**REQUEST**. Set out each line from the following listing that includes the word "JSON".

**DATA LISTING**.

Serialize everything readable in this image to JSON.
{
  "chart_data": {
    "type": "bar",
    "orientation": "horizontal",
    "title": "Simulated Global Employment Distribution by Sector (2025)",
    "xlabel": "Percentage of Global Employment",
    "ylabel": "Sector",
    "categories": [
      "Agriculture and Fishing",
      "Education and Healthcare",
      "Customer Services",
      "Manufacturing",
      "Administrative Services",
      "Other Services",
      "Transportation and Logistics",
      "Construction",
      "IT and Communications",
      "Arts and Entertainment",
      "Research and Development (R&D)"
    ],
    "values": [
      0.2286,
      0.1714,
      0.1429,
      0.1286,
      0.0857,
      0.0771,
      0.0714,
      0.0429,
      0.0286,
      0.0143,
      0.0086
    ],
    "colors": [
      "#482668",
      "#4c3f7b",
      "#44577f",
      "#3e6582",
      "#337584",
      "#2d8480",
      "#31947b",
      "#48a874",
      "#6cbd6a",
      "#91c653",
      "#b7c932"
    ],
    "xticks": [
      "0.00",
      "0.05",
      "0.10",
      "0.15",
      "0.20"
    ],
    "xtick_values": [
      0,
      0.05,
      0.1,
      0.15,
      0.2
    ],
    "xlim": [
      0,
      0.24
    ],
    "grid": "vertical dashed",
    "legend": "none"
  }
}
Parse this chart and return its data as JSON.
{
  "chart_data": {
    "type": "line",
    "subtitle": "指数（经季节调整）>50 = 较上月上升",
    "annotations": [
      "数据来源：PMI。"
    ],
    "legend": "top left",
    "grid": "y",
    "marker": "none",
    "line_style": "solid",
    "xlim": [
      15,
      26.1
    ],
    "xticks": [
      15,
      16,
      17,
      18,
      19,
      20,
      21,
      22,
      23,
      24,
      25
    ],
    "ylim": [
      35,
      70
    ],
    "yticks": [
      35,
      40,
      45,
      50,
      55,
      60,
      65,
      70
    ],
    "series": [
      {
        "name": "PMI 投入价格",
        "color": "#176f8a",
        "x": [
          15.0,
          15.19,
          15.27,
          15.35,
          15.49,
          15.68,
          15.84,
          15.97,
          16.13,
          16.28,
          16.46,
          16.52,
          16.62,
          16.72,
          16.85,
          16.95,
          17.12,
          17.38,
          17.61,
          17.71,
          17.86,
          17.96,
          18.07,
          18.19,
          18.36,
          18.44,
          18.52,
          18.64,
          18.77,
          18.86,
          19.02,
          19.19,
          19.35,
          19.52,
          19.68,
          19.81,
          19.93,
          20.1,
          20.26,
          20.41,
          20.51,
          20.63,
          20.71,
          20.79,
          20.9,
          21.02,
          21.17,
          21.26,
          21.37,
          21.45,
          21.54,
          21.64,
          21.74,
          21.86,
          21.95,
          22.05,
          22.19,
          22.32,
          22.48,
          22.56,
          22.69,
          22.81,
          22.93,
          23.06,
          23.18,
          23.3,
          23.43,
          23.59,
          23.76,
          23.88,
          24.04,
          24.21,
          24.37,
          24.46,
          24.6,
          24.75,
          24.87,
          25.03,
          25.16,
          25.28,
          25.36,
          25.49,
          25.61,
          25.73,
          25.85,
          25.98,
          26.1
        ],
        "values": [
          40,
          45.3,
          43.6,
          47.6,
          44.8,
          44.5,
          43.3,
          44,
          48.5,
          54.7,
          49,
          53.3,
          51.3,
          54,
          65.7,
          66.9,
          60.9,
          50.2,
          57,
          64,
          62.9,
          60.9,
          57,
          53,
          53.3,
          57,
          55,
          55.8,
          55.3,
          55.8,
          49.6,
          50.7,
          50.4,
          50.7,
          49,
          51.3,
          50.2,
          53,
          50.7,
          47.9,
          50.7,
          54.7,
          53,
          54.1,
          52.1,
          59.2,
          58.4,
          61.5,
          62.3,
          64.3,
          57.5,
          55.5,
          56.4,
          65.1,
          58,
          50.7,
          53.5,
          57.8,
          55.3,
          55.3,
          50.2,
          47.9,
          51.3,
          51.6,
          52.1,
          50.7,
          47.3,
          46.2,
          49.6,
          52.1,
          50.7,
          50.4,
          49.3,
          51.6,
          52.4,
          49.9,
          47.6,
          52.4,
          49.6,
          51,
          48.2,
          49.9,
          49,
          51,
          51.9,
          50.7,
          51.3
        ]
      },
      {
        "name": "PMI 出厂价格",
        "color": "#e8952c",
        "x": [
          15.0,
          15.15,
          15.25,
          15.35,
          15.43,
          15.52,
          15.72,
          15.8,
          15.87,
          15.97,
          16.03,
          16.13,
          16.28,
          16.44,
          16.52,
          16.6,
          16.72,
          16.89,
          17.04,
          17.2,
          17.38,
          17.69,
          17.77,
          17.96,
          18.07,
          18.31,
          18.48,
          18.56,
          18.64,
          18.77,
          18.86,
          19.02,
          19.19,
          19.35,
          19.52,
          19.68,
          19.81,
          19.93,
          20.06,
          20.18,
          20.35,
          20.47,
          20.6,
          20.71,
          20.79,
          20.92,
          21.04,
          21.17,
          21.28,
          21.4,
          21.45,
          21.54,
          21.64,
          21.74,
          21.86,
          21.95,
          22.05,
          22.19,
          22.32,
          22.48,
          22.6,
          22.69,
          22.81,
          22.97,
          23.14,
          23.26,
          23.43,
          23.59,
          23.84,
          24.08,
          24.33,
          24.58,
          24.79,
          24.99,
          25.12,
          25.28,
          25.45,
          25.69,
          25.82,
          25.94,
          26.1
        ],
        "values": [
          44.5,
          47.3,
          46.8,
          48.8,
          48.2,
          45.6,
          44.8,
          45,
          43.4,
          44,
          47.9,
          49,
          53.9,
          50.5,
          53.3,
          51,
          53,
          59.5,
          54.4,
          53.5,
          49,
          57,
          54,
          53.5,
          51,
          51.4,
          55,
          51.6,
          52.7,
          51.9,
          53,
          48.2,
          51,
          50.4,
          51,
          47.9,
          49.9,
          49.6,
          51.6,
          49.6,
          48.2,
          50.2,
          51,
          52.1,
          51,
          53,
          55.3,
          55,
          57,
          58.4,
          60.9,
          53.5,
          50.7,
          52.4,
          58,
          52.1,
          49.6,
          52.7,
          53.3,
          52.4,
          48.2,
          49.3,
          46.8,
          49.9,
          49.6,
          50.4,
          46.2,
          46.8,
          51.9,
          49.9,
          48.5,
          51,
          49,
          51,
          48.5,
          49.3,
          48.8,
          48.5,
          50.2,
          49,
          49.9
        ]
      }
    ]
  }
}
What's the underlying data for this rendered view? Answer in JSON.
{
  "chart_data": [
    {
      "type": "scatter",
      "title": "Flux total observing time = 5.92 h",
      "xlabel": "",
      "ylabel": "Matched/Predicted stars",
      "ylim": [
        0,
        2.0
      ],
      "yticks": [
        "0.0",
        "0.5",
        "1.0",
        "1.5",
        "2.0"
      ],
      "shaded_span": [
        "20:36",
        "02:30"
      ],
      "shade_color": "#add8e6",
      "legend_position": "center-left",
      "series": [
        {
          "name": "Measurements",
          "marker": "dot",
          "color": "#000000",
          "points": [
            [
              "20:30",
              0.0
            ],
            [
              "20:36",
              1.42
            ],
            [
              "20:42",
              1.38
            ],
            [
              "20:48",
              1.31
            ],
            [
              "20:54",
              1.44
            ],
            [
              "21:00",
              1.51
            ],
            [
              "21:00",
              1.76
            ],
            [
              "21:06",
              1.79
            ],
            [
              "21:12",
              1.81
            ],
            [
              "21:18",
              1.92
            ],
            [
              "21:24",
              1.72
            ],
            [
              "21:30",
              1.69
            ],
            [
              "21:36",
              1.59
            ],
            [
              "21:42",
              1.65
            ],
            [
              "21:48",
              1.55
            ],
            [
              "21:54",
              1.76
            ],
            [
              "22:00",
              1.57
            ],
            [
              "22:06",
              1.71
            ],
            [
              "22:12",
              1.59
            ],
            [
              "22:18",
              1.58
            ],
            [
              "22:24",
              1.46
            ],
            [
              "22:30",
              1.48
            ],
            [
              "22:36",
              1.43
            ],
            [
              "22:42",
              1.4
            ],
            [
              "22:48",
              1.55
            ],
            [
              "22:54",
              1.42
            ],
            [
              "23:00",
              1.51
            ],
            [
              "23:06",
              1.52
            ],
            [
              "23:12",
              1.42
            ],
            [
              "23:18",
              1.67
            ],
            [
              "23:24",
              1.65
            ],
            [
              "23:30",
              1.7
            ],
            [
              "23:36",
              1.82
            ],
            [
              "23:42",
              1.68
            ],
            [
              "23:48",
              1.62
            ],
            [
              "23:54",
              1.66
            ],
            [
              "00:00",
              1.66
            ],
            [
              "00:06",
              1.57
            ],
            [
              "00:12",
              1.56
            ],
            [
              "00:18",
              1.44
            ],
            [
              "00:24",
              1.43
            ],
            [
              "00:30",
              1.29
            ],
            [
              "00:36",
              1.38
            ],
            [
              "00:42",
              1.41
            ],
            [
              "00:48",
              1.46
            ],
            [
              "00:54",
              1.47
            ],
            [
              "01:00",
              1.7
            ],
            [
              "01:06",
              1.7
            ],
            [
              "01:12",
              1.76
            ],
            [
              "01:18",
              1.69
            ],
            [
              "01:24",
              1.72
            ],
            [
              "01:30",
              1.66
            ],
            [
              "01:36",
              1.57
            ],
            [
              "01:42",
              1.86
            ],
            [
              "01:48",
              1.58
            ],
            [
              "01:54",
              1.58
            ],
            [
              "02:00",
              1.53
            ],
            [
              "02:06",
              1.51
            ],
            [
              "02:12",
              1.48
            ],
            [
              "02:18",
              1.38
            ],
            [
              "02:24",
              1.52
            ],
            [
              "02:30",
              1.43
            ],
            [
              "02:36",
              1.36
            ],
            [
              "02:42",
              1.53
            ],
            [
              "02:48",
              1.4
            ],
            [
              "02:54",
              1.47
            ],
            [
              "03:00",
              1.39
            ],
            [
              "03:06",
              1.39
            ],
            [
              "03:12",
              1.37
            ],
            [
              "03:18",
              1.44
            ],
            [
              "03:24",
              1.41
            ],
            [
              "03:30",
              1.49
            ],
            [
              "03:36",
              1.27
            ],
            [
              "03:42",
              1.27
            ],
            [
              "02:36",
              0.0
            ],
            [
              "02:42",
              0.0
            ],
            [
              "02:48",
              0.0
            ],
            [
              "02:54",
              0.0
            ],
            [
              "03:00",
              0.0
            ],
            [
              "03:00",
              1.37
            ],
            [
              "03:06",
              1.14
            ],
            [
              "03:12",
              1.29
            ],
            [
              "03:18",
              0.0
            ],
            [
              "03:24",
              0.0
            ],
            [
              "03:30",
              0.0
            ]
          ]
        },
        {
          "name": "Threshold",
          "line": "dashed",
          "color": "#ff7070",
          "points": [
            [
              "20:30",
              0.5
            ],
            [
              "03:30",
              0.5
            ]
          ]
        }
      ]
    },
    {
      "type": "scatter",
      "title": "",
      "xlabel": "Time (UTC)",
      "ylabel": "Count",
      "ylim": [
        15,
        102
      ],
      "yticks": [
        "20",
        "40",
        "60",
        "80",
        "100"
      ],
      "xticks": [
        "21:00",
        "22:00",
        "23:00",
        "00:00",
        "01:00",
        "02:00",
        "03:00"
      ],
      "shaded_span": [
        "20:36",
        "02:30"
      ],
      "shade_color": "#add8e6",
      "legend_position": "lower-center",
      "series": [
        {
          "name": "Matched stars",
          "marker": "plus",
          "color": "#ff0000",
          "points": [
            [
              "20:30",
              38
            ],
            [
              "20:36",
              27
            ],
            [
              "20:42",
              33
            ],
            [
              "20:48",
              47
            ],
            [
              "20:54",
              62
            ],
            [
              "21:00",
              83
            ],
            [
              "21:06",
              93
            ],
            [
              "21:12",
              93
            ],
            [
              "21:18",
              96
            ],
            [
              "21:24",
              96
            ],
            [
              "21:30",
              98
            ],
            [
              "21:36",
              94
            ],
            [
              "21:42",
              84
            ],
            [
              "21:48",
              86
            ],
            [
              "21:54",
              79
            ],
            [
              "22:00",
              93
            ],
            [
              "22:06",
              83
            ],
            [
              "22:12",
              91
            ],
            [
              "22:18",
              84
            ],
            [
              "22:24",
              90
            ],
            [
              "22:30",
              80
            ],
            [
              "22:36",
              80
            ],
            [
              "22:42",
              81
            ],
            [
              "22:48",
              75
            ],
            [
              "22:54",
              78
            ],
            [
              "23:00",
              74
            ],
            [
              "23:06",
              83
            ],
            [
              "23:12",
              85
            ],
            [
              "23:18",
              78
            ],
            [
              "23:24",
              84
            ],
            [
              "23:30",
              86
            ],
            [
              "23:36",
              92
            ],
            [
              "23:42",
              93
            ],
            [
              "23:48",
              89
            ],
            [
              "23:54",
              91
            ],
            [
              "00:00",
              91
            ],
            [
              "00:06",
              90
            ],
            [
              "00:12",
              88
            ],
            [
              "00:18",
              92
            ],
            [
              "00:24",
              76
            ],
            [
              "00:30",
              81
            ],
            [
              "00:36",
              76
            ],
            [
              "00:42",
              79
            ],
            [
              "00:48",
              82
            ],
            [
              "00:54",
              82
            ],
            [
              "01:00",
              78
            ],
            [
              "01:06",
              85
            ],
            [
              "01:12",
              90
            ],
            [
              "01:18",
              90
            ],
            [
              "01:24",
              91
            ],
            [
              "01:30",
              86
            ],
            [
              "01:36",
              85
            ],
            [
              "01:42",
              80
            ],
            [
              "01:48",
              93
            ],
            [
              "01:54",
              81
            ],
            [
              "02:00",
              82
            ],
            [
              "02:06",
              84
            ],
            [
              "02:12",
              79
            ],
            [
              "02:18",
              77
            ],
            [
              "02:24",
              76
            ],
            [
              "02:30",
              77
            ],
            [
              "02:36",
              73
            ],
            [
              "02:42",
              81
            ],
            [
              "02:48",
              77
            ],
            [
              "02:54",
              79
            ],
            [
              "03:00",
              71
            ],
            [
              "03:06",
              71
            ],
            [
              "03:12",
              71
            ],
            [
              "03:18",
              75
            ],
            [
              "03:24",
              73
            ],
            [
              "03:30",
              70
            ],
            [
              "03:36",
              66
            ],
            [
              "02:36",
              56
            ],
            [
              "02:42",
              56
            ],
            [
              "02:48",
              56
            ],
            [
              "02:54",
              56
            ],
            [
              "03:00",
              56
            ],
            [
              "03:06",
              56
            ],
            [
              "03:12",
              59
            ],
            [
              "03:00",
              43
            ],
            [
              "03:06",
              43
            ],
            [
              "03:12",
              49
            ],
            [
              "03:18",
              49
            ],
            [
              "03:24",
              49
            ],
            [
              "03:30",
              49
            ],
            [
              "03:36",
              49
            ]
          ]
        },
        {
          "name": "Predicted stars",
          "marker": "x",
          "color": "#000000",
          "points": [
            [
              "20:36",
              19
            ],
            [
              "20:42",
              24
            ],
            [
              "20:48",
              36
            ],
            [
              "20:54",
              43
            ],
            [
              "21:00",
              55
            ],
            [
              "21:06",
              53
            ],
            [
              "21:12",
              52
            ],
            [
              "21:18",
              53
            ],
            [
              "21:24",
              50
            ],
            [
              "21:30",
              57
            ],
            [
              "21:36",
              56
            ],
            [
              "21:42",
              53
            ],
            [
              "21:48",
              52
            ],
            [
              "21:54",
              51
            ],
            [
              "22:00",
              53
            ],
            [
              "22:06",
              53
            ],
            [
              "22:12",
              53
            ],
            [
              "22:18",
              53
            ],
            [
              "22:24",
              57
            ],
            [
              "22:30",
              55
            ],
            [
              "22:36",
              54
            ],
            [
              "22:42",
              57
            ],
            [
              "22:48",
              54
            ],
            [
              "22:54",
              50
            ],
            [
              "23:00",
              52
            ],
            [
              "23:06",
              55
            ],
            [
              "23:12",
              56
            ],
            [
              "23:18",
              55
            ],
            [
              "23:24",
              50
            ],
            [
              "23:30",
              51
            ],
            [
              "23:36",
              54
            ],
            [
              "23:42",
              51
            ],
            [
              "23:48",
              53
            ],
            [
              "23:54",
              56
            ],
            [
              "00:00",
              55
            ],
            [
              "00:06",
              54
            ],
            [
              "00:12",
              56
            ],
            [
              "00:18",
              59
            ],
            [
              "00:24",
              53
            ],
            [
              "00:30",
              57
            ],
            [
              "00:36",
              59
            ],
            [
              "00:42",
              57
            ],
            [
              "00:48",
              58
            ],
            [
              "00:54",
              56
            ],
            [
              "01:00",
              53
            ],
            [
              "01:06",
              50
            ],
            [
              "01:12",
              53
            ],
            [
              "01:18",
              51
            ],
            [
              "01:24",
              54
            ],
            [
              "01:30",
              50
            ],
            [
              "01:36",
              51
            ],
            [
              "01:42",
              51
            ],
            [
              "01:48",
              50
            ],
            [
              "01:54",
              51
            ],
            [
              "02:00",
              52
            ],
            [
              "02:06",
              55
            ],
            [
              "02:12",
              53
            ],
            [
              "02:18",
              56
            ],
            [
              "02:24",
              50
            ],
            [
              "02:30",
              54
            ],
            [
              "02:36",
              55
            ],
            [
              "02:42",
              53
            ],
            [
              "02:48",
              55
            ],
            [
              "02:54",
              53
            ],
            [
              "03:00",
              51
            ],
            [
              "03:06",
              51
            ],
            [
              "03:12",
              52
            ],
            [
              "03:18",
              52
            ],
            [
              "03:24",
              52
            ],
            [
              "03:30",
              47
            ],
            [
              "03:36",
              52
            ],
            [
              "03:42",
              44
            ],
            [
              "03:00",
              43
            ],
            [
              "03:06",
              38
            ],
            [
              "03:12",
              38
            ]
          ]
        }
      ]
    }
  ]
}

**SOLUTION**.
Serialize everything readable in this image to JSON.
Parse this chart and return its data as JSON.
What's the underlying data for this rendered view? Answer in JSON.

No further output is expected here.